Go over the entries below line by line, copying each one that contains the word "mode".

-- start The records --

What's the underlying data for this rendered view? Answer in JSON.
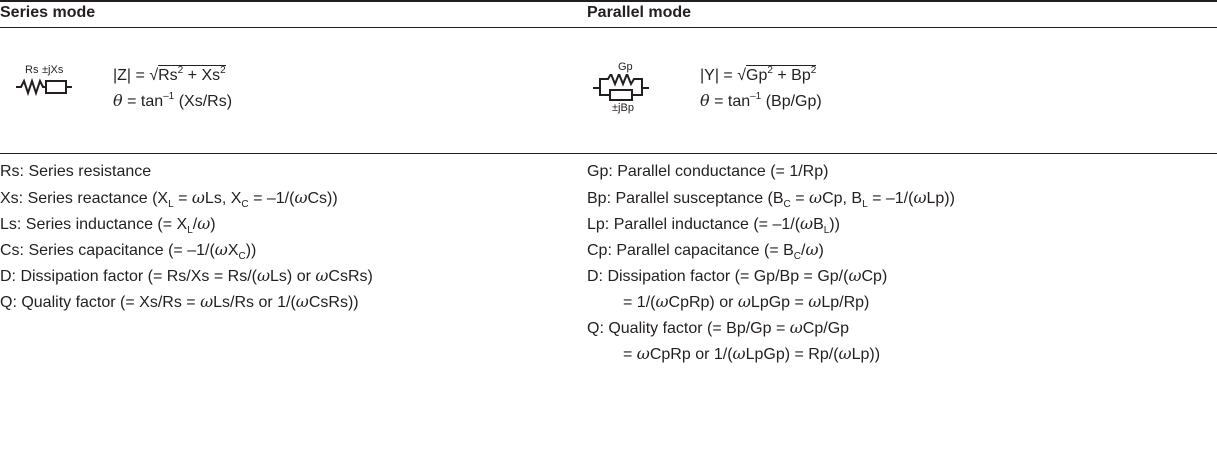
{
  "series": {
    "heading": "Series mode",
    "circuit": {
      "resistor": "Rs",
      "reactance": "±jXs"
    },
    "formulas": [
      [
        "|Z| = √",
        {
          "over": [
            "Rs",
            {
              "sup": "2"
            },
            " + Xs",
            {
              "sup": "2"
            }
          ]
        }
      ],
      [
        {
          "i": "θ"
        },
        " = tan",
        {
          "sup": "–1"
        },
        " (Xs/Rs)"
      ]
    ],
    "definitions": [
      {
        "lines": [
          [
            "Rs: Series resistance"
          ]
        ]
      },
      {
        "lines": [
          [
            "Xs: Series reactance (X",
            {
              "sub": "L"
            },
            " = ",
            {
              "i": "ω"
            },
            "Ls, X",
            {
              "sub": "C"
            },
            " = –1/(",
            {
              "i": "ω"
            },
            "Cs))"
          ]
        ]
      },
      {
        "lines": [
          [
            "Ls: Series inductance (= X",
            {
              "sub": "L"
            },
            "/",
            {
              "i": "ω"
            },
            ")"
          ]
        ]
      },
      {
        "lines": [
          [
            "Cs: Series capacitance (= –1/(",
            {
              "i": "ω"
            },
            "X",
            {
              "sub": "C"
            },
            "))"
          ]
        ]
      },
      {
        "lines": [
          [
            "D: Dissipation factor (= Rs/Xs = Rs/(",
            {
              "i": "ω"
            },
            "Ls) or ",
            {
              "i": "ω"
            },
            "CsRs)"
          ]
        ]
      },
      {
        "lines": [
          [
            "Q: Quality factor (= Xs/Rs = ",
            {
              "i": "ω"
            },
            "Ls/Rs or 1/(",
            {
              "i": "ω"
            },
            "CsRs))"
          ]
        ]
      }
    ]
  },
  "parallel": {
    "heading": "Parallel mode",
    "circuit": {
      "conductance": "Gp",
      "susceptance": "±jBp"
    },
    "formulas": [
      [
        "|Y| = √",
        {
          "over": [
            "Gp",
            {
              "sup": "2"
            },
            " + Bp",
            {
              "sup": "2"
            }
          ]
        }
      ],
      [
        {
          "i": "θ"
        },
        " = tan",
        {
          "sup": "–1"
        },
        " (Bp/Gp)"
      ]
    ],
    "definitions": [
      {
        "lines": [
          [
            "Gp: Parallel conductance (= 1/Rp)"
          ]
        ]
      },
      {
        "lines": [
          [
            "Bp: Parallel susceptance (B",
            {
              "sub": "C"
            },
            " = ",
            {
              "i": "ω"
            },
            "Cp, B",
            {
              "sub": "L"
            },
            " = –1/(",
            {
              "i": "ω"
            },
            "Lp))"
          ]
        ]
      },
      {
        "lines": [
          [
            "Lp: Parallel inductance (= –1/(",
            {
              "i": "ω"
            },
            "B",
            {
              "sub": "L"
            },
            "))"
          ]
        ]
      },
      {
        "lines": [
          [
            "Cp: Parallel capacitance (= B",
            {
              "sub": "C"
            },
            "/",
            {
              "i": "ω"
            },
            ")"
          ]
        ]
      },
      {
        "lines": [
          [
            "D: Dissipation factor (= Gp/Bp = Gp/(",
            {
              "i": "ω"
            },
            "Cp)"
          ],
          [
            "= 1/(",
            {
              "i": "ω"
            },
            "CpRp) or ",
            {
              "i": "ω"
            },
            "LpGp = ",
            {
              "i": "ω"
            },
            "Lp/Rp)"
          ]
        ]
      },
      {
        "lines": [
          [
            "Q: Quality factor (= Bp/Gp = ",
            {
              "i": "ω"
            },
            "Cp/Gp"
          ],
          [
            "= ",
            {
              "i": "ω"
            },
            "CpRp or 1/(",
            {
              "i": "ω"
            },
            "LpGp) = Rp/(",
            {
              "i": "ω"
            },
            "Lp))"
          ]
        ]
      }
    ]
  }
}
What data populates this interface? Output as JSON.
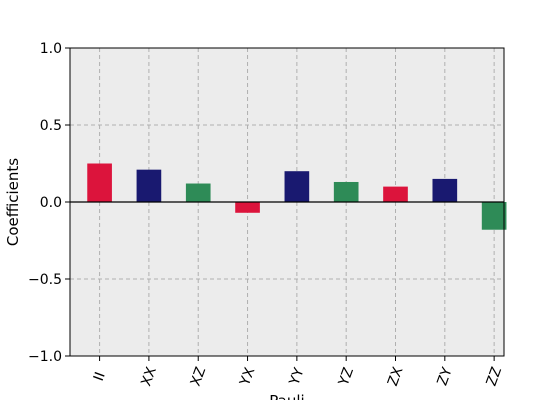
{
  "chart_data": {
    "type": "bar",
    "title": "",
    "xlabel": "Pauli",
    "ylabel": "Coefficients",
    "ylim": [
      -1.0,
      1.0
    ],
    "yticks": [
      -1.0,
      -0.5,
      0.0,
      0.5,
      1.0
    ],
    "ytick_labels": [
      "−1.0",
      "−0.5",
      "0.0",
      "0.5",
      "1.0"
    ],
    "grid": true,
    "categories": [
      "II",
      "XX",
      "XZ",
      "YX",
      "YY",
      "YZ",
      "ZX",
      "ZY",
      "ZZ"
    ],
    "values": [
      0.25,
      0.21,
      0.12,
      -0.07,
      0.2,
      0.13,
      0.1,
      0.15,
      -0.18
    ],
    "bar_colors": [
      "#dc143c",
      "#191970",
      "#2e8b57",
      "#dc143c",
      "#191970",
      "#2e8b57",
      "#dc143c",
      "#191970",
      "#2e8b57"
    ],
    "plot_background": "#ececec",
    "grid_color": "#b0b0b0"
  }
}
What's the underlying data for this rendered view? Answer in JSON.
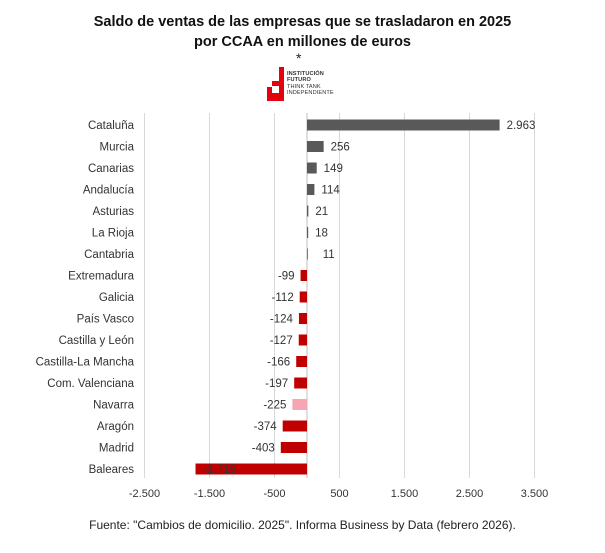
{
  "header": {
    "title_line1": "Saldo de ventas de las empresas que se trasladaron en 2025",
    "title_line2": "por CCAA en millones de euros",
    "asterisk": "*"
  },
  "logo": {
    "icon": "institucion-futuro-logo-icon",
    "lines": [
      "INSTITUCIÓN",
      "FUTURO",
      "THINK TANK",
      "INDEPENDIENTE"
    ],
    "color": "#e3000f"
  },
  "source": "Fuente: \"Cambios de domicilio. 2025\". Informa Business by Data (febrero 2026).",
  "colors": {
    "positive": "#595959",
    "negative": "#c00000",
    "highlight": "#f4a6b4",
    "grid": "#d9d9d9",
    "value_label_inside": "#ffffff"
  },
  "chart_data": {
    "type": "bar",
    "orientation": "horizontal",
    "title": "Saldo de ventas de las empresas que se trasladaron en 2025 por CCAA en millones de euros",
    "xlabel": "",
    "ylabel": "",
    "xlim": [
      -2500,
      3500
    ],
    "xticks": [
      -2500,
      -1500,
      -500,
      500,
      1500,
      2500,
      3500
    ],
    "xtick_labels": [
      "-2.500",
      "-1.500",
      "-500",
      "500",
      "1.500",
      "2.500",
      "3.500"
    ],
    "grid": true,
    "legend": "none",
    "categories": [
      "Cataluña",
      "Murcia",
      "Canarias",
      "Andalucía",
      "Asturias",
      "La Rioja",
      "Cantabria",
      "Extremadura",
      "Galicia",
      "País Vasco",
      "Castilla y León",
      "Castilla-La Mancha",
      "Com. Valenciana",
      "Navarra",
      "Aragón",
      "Madrid",
      "Baleares"
    ],
    "values": [
      2963,
      256,
      149,
      114,
      21,
      18,
      11,
      -99,
      -112,
      -124,
      -127,
      -166,
      -197,
      -225,
      -374,
      -403,
      -1715
    ],
    "value_labels": [
      "2.963",
      "256",
      "149",
      "114",
      "21",
      "18",
      "11",
      "-99",
      "-112",
      "-124",
      "-127",
      "-166",
      "-197",
      "-225",
      "-374",
      "-403",
      "-1.715"
    ],
    "highlight_category": "Navarra"
  }
}
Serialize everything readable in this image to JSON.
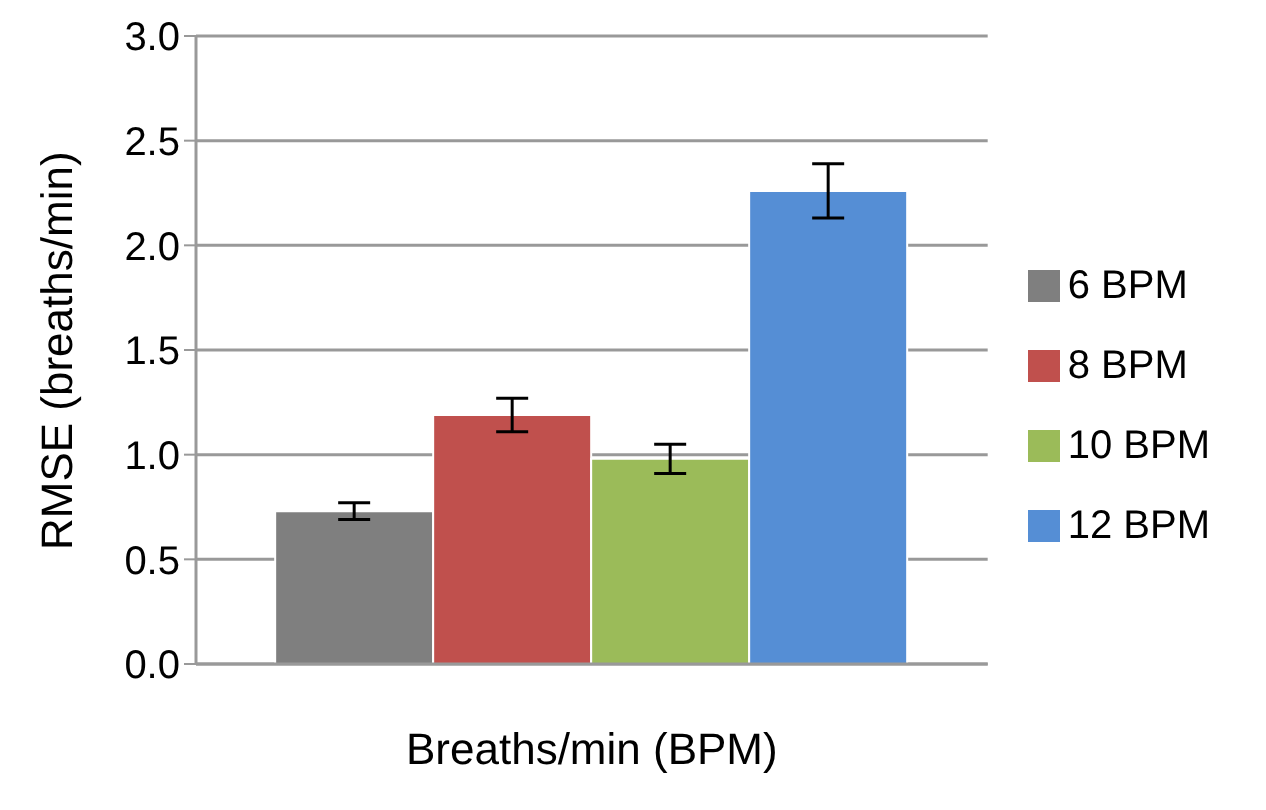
{
  "chart_data": {
    "type": "bar",
    "xlabel": "Breaths/min (BPM)",
    "ylabel": "RMSE (breaths/min)",
    "categories": [
      null
    ],
    "series": [
      {
        "name": "6 BPM",
        "color": "#7f7f7f",
        "values": [
          0.73
        ],
        "errors": [
          0.04
        ]
      },
      {
        "name": "8 BPM",
        "color": "#c0504d",
        "values": [
          1.19
        ],
        "errors": [
          0.08
        ]
      },
      {
        "name": "10 BPM",
        "color": "#9bbb59",
        "values": [
          0.98
        ],
        "errors": [
          0.07
        ]
      },
      {
        "name": "12 BPM",
        "color": "#558ed5",
        "values": [
          2.26
        ],
        "errors": [
          0.13
        ]
      }
    ],
    "ylim": [
      0,
      3.0
    ],
    "yticks": [
      {
        "value": 0,
        "label": "0.0"
      },
      {
        "value": 0.5,
        "label": "0.5"
      },
      {
        "value": 1,
        "label": "1.0"
      },
      {
        "value": 1.5,
        "label": "1.5"
      },
      {
        "value": 2,
        "label": "2.0"
      },
      {
        "value": 2.5,
        "label": "2.5"
      },
      {
        "value": 3,
        "label": "3.0"
      }
    ],
    "grid": "y",
    "legend": "right"
  }
}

-- end The records --

Correct response
    "heading": "Series mode",
    "heading": "Parallel mode",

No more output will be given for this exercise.